TASK PROMPT:
Quote the entries word for word. Omit the pictures.
━━━━
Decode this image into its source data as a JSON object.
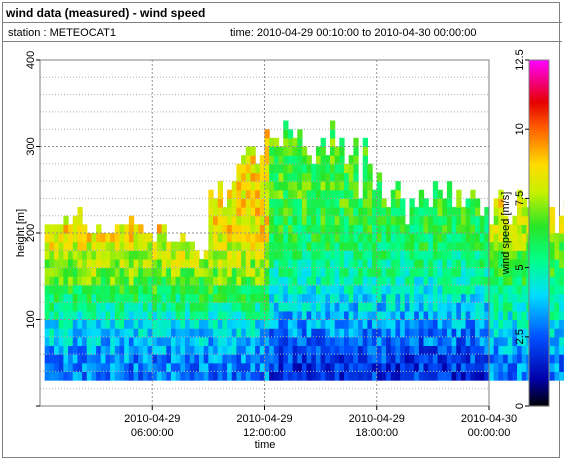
{
  "header": {
    "title": "wind data (measured) - wind speed",
    "station": "station : METEOCAT1",
    "time_range": "time: 2010-04-29 00:10:00 to 2010-04-30 00:00:00"
  },
  "chart_data": {
    "type": "heatmap",
    "title": "wind data (measured) - wind speed",
    "xlabel": "time",
    "ylabel": "height [m]",
    "colorbar_label": "wind speed [m/s]",
    "x_range": [
      "2010-04-29 00:00:00",
      "2010-04-30 00:00:00"
    ],
    "x_ticks": [
      {
        "value": "2010-04-29 06:00:00",
        "date": "2010-04-29",
        "time": "06:00:00"
      },
      {
        "value": "2010-04-29 12:00:00",
        "date": "2010-04-29",
        "time": "12:00:00"
      },
      {
        "value": "2010-04-29 18:00:00",
        "date": "2010-04-29",
        "time": "18:00:00"
      },
      {
        "value": "2010-04-30 00:00:00",
        "date": "2010-04-30",
        "time": "00:00:00"
      }
    ],
    "ylim": [
      0,
      400
    ],
    "y_ticks": [
      "100",
      "200",
      "300",
      "400"
    ],
    "y_tick_values": [
      100,
      200,
      300,
      400
    ],
    "colorbar_range": [
      0,
      12.5
    ],
    "colorbar_ticks": [
      "0",
      "2.5",
      "5",
      "7.5",
      "10",
      "12.5"
    ],
    "colorbar_tick_values": [
      0,
      2.5,
      5,
      7.5,
      10,
      12.5
    ],
    "height_levels_m": [
      35,
      45,
      55,
      65,
      75,
      85,
      95,
      105,
      115,
      125,
      135,
      145,
      155,
      165,
      175,
      185,
      195,
      205,
      215,
      225,
      235,
      245,
      255,
      265,
      275,
      285,
      295,
      305,
      315,
      325
    ],
    "time_step_minutes": 15,
    "grid": true,
    "column_tops_m": [
      205,
      205,
      205,
      205,
      215,
      205,
      215,
      225,
      205,
      195,
      195,
      205,
      195,
      195,
      195,
      205,
      205,
      205,
      215,
      205,
      205,
      195,
      195,
      185,
      205,
      205,
      185,
      185,
      185,
      195,
      185,
      185,
      175,
      165,
      175,
      245,
      235,
      255,
      225,
      245,
      255,
      275,
      285,
      295,
      295,
      275,
      285,
      315,
      305,
      305,
      295,
      325,
      315,
      305,
      315,
      295,
      285,
      275,
      295,
      305,
      285,
      325,
      295,
      305,
      275,
      285,
      305,
      235,
      305,
      275,
      245,
      265,
      235,
      225,
      245,
      255,
      235,
      205,
      235,
      225,
      245,
      235,
      225,
      255,
      245,
      235,
      255,
      225,
      245,
      225,
      235,
      245,
      235,
      215,
      225,
      205,
      235,
      245,
      215,
      205,
      215,
      245,
      235,
      225,
      255,
      235,
      245,
      225,
      225,
      195,
      215,
      235,
      265,
      275,
      255,
      265,
      245,
      235,
      215,
      255,
      255,
      245,
      235,
      235,
      215,
      225,
      235,
      215,
      245,
      215,
      225,
      235,
      225,
      225,
      205,
      245,
      235,
      255,
      235,
      205,
      215,
      205,
      225,
      225,
      245,
      235,
      225,
      225,
      195,
      235,
      215,
      205,
      225,
      215,
      225,
      205,
      225,
      245,
      235,
      215,
      205,
      225,
      185,
      235,
      225,
      215,
      205,
      215,
      225,
      215,
      235,
      225,
      205,
      215,
      195,
      225,
      235,
      225,
      215,
      205,
      215,
      195,
      215,
      225,
      205,
      215,
      235,
      225,
      215,
      205
    ],
    "approx_speed_m_s": {
      "heights_m": [
        50,
        100,
        150,
        200,
        250,
        300
      ],
      "hour_00_06": [
        3.0,
        4.5,
        7.0,
        8.5,
        null,
        null
      ],
      "hour_06_12": [
        2.0,
        3.5,
        5.0,
        6.0,
        6.5,
        6.5
      ],
      "hour_12_18": [
        3.0,
        4.5,
        6.0,
        7.5,
        8.5,
        null
      ],
      "hour_18_24": [
        3.5,
        4.5,
        6.5,
        8.0,
        9.5,
        null
      ]
    }
  }
}
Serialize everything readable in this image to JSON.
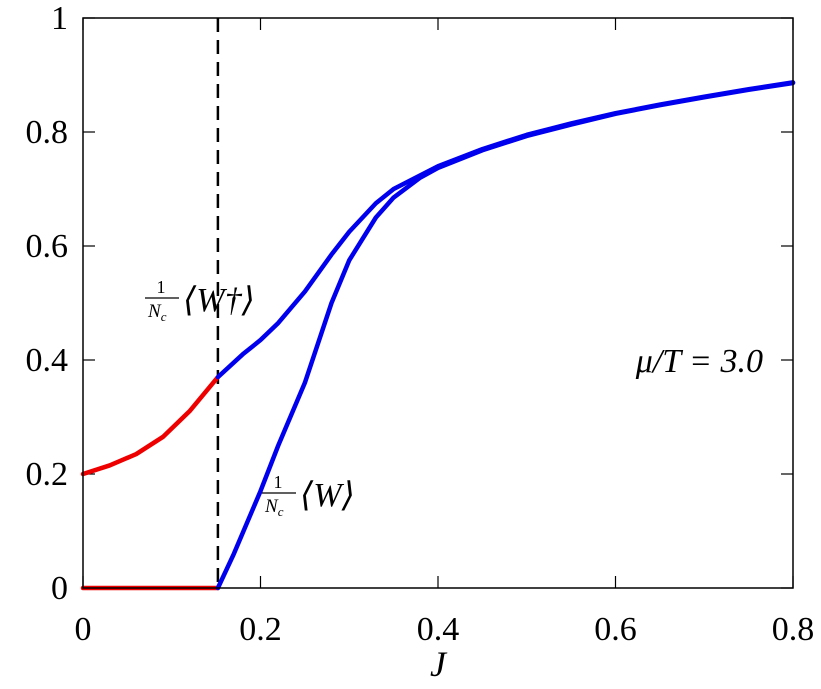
{
  "chart_data": {
    "type": "line",
    "xlabel": "J",
    "xlim": [
      0,
      0.8
    ],
    "xticks": [
      0,
      0.2,
      0.4,
      0.6,
      0.8
    ],
    "ylim": [
      0,
      1
    ],
    "yticks": [
      0,
      0.2,
      0.4,
      0.6,
      0.8,
      1
    ],
    "vline": 0.152,
    "series": [
      {
        "color": "#ee0000",
        "x": [
          0,
          0.03,
          0.06,
          0.09,
          0.12,
          0.152
        ],
        "values": [
          0.2,
          0.215,
          0.235,
          0.265,
          0.31,
          0.37
        ]
      },
      {
        "color": "#0000ee",
        "x": [
          0.152,
          0.18,
          0.2,
          0.22,
          0.25,
          0.28,
          0.3,
          0.33,
          0.35,
          0.4,
          0.45,
          0.5,
          0.55,
          0.6,
          0.65,
          0.7,
          0.75,
          0.8
        ],
        "values": [
          0.37,
          0.41,
          0.435,
          0.465,
          0.52,
          0.585,
          0.625,
          0.675,
          0.7,
          0.74,
          0.77,
          0.795,
          0.815,
          0.833,
          0.848,
          0.862,
          0.875,
          0.887
        ]
      },
      {
        "color": "#ee0000",
        "x": [
          0,
          0.152
        ],
        "values": [
          0,
          0
        ]
      },
      {
        "color": "#0000ee",
        "x": [
          0.152,
          0.17,
          0.2,
          0.22,
          0.25,
          0.28,
          0.3,
          0.33,
          0.35,
          0.38,
          0.4,
          0.45,
          0.5,
          0.55,
          0.6,
          0.65,
          0.7,
          0.75,
          0.8
        ],
        "values": [
          0,
          0.06,
          0.17,
          0.25,
          0.36,
          0.5,
          0.575,
          0.65,
          0.685,
          0.72,
          0.737,
          0.768,
          0.793,
          0.813,
          0.832,
          0.847,
          0.861,
          0.874,
          0.886
        ]
      }
    ],
    "annotations": [
      {
        "numerator": "1",
        "denominator": "N",
        "denominator_sub": "c",
        "body": "⟨W†⟩"
      },
      {
        "numerator": "1",
        "denominator": "N",
        "denominator_sub": "c",
        "body": "⟨W⟩"
      },
      {
        "text": "μ/T = 3.0"
      }
    ]
  }
}
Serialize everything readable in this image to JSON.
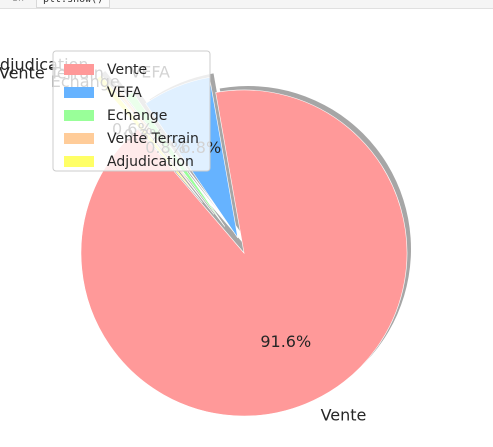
{
  "cell": {
    "line_number": "In",
    "code": "plt.show()"
  },
  "chart_data": {
    "type": "pie",
    "categories": [
      "Vente",
      "VEFA",
      "Echange",
      "Vente Terrain",
      "Adjudication"
    ],
    "values": [
      91.6,
      6.8,
      0.8,
      0.3,
      0.6
    ],
    "autopct_labels": [
      "91.6%",
      "6.8%",
      "0.8%",
      "0.3%",
      "0.6%"
    ],
    "colors": [
      "#ff9999",
      "#66b3ff",
      "#99ff99",
      "#ffcc99",
      "#ffff66"
    ],
    "explode": [
      0,
      0.1,
      0.2,
      0.3,
      0.4
    ],
    "shadow": true,
    "legend_position": "top-left",
    "legend": [
      "Vente",
      "VEFA",
      "Echange",
      "Vente Terrain",
      "Adjudication"
    ]
  }
}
━━━━
FINISHED EXERCISE:
Decode this image into its source data as a JSON object.
{
  "header": {
    "title": "wind data (measured) - wind speed",
    "station": "station : METEOCAT1",
    "time_range": "time: 2010-04-29 00:10:00 to 2010-04-30 00:00:00"
  },
  "chart_data": {
    "type": "heatmap",
    "title": "wind data (measured) - wind speed",
    "xlabel": "time",
    "ylabel": "height [m]",
    "colorbar_label": "wind speed [m/s]",
    "x_range": [
      "2010-04-29 00:00:00",
      "2010-04-30 00:00:00"
    ],
    "x_ticks": [
      {
        "value": "2010-04-29 06:00:00",
        "date": "2010-04-29",
        "time": "06:00:00"
      },
      {
        "value": "2010-04-29 12:00:00",
        "date": "2010-04-29",
        "time": "12:00:00"
      },
      {
        "value": "2010-04-29 18:00:00",
        "date": "2010-04-29",
        "time": "18:00:00"
      },
      {
        "value": "2010-04-30 00:00:00",
        "date": "2010-04-30",
        "time": "00:00:00"
      }
    ],
    "ylim": [
      0,
      400
    ],
    "y_ticks": [
      "100",
      "200",
      "300",
      "400"
    ],
    "y_tick_values": [
      100,
      200,
      300,
      400
    ],
    "colorbar_range": [
      0,
      12.5
    ],
    "colorbar_ticks": [
      "0",
      "2.5",
      "5",
      "7.5",
      "10",
      "12.5"
    ],
    "colorbar_tick_values": [
      0,
      2.5,
      5,
      7.5,
      10,
      12.5
    ],
    "height_levels_m": [
      35,
      45,
      55,
      65,
      75,
      85,
      95,
      105,
      115,
      125,
      135,
      145,
      155,
      165,
      175,
      185,
      195,
      205,
      215,
      225,
      235,
      245,
      255,
      265,
      275,
      285,
      295,
      305,
      315,
      325
    ],
    "time_step_minutes": 15,
    "grid": true,
    "column_tops_m": [
      205,
      205,
      205,
      205,
      215,
      205,
      215,
      225,
      205,
      195,
      195,
      205,
      195,
      195,
      195,
      205,
      205,
      205,
      215,
      205,
      205,
      195,
      195,
      185,
      205,
      205,
      185,
      185,
      185,
      195,
      185,
      185,
      175,
      165,
      175,
      245,
      235,
      255,
      225,
      245,
      255,
      275,
      285,
      295,
      295,
      275,
      285,
      315,
      305,
      305,
      295,
      325,
      315,
      305,
      315,
      295,
      285,
      275,
      295,
      305,
      285,
      325,
      295,
      305,
      275,
      285,
      305,
      235,
      305,
      275,
      245,
      265,
      235,
      225,
      245,
      255,
      235,
      205,
      235,
      225,
      245,
      235,
      225,
      255,
      245,
      235,
      255,
      225,
      245,
      225,
      235,
      245,
      235,
      215,
      225,
      205,
      235,
      245,
      215,
      205,
      215,
      245,
      235,
      225,
      255,
      235,
      245,
      225,
      225,
      195,
      215,
      235,
      265,
      275,
      255,
      265,
      245,
      235,
      215,
      255,
      255,
      245,
      235,
      235,
      215,
      225,
      235,
      215,
      245,
      215,
      225,
      235,
      225,
      225,
      205,
      245,
      235,
      255,
      235,
      205,
      215,
      205,
      225,
      225,
      245,
      235,
      225,
      225,
      195,
      235,
      215,
      205,
      225,
      215,
      225,
      205,
      225,
      245,
      235,
      215,
      205,
      225,
      185,
      235,
      225,
      215,
      205,
      215,
      225,
      215,
      235,
      225,
      205,
      215,
      195,
      225,
      235,
      225,
      215,
      205,
      215,
      195,
      215,
      225,
      205,
      215,
      235,
      225,
      215,
      205
    ],
    "approx_speed_m_s": {
      "heights_m": [
        50,
        100,
        150,
        200,
        250,
        300
      ],
      "hour_00_06": [
        3.0,
        4.5,
        7.0,
        8.5,
        null,
        null
      ],
      "hour_06_12": [
        2.0,
        3.5,
        5.0,
        6.0,
        6.5,
        6.5
      ],
      "hour_12_18": [
        3.0,
        4.5,
        6.0,
        7.5,
        8.5,
        null
      ],
      "hour_18_24": [
        3.5,
        4.5,
        6.5,
        8.0,
        9.5,
        null
      ]
    }
  }
}
Serialize everything readable in this image to JSON.
{
  "chart_data": {
    "type": "line",
    "xlabel": "J",
    "xlim": [
      0,
      0.8
    ],
    "xticks": [
      0,
      0.2,
      0.4,
      0.6,
      0.8
    ],
    "ylim": [
      0,
      1
    ],
    "yticks": [
      0,
      0.2,
      0.4,
      0.6,
      0.8,
      1
    ],
    "vline": 0.152,
    "series": [
      {
        "color": "#ee0000",
        "x": [
          0,
          0.03,
          0.06,
          0.09,
          0.12,
          0.152
        ],
        "values": [
          0.2,
          0.215,
          0.235,
          0.265,
          0.31,
          0.37
        ]
      },
      {
        "color": "#0000ee",
        "x": [
          0.152,
          0.18,
          0.2,
          0.22,
          0.25,
          0.28,
          0.3,
          0.33,
          0.35,
          0.4,
          0.45,
          0.5,
          0.55,
          0.6,
          0.65,
          0.7,
          0.75,
          0.8
        ],
        "values": [
          0.37,
          0.41,
          0.435,
          0.465,
          0.52,
          0.585,
          0.625,
          0.675,
          0.7,
          0.74,
          0.77,
          0.795,
          0.815,
          0.833,
          0.848,
          0.862,
          0.875,
          0.887
        ]
      },
      {
        "color": "#ee0000",
        "x": [
          0,
          0.152
        ],
        "values": [
          0,
          0
        ]
      },
      {
        "color": "#0000ee",
        "x": [
          0.152,
          0.17,
          0.2,
          0.22,
          0.25,
          0.28,
          0.3,
          0.33,
          0.35,
          0.38,
          0.4,
          0.45,
          0.5,
          0.55,
          0.6,
          0.65,
          0.7,
          0.75,
          0.8
        ],
        "values": [
          0,
          0.06,
          0.17,
          0.25,
          0.36,
          0.5,
          0.575,
          0.65,
          0.685,
          0.72,
          0.737,
          0.768,
          0.793,
          0.813,
          0.832,
          0.847,
          0.861,
          0.874,
          0.886
        ]
      }
    ],
    "annotations": [
      {
        "numerator": "1",
        "denominator": "N",
        "denominator_sub": "c",
        "body": "⟨W†⟩"
      },
      {
        "numerator": "1",
        "denominator": "N",
        "denominator_sub": "c",
        "body": "⟨W⟩"
      },
      {
        "text": "μ/T = 3.0"
      }
    ]
  }
}
Serialize everything readable in this image to JSON.
{
  "cell": {
    "line_number": "In",
    "code": "plt.show()"
  },
  "chart_data": {
    "type": "pie",
    "categories": [
      "Vente",
      "VEFA",
      "Echange",
      "Vente Terrain",
      "Adjudication"
    ],
    "values": [
      91.6,
      6.8,
      0.8,
      0.3,
      0.6
    ],
    "autopct_labels": [
      "91.6%",
      "6.8%",
      "0.8%",
      "0.3%",
      "0.6%"
    ],
    "colors": [
      "#ff9999",
      "#66b3ff",
      "#99ff99",
      "#ffcc99",
      "#ffff66"
    ],
    "explode": [
      0,
      0.1,
      0.2,
      0.3,
      0.4
    ],
    "shadow": true,
    "legend_position": "top-left",
    "legend": [
      "Vente",
      "VEFA",
      "Echange",
      "Vente Terrain",
      "Adjudication"
    ]
  }
}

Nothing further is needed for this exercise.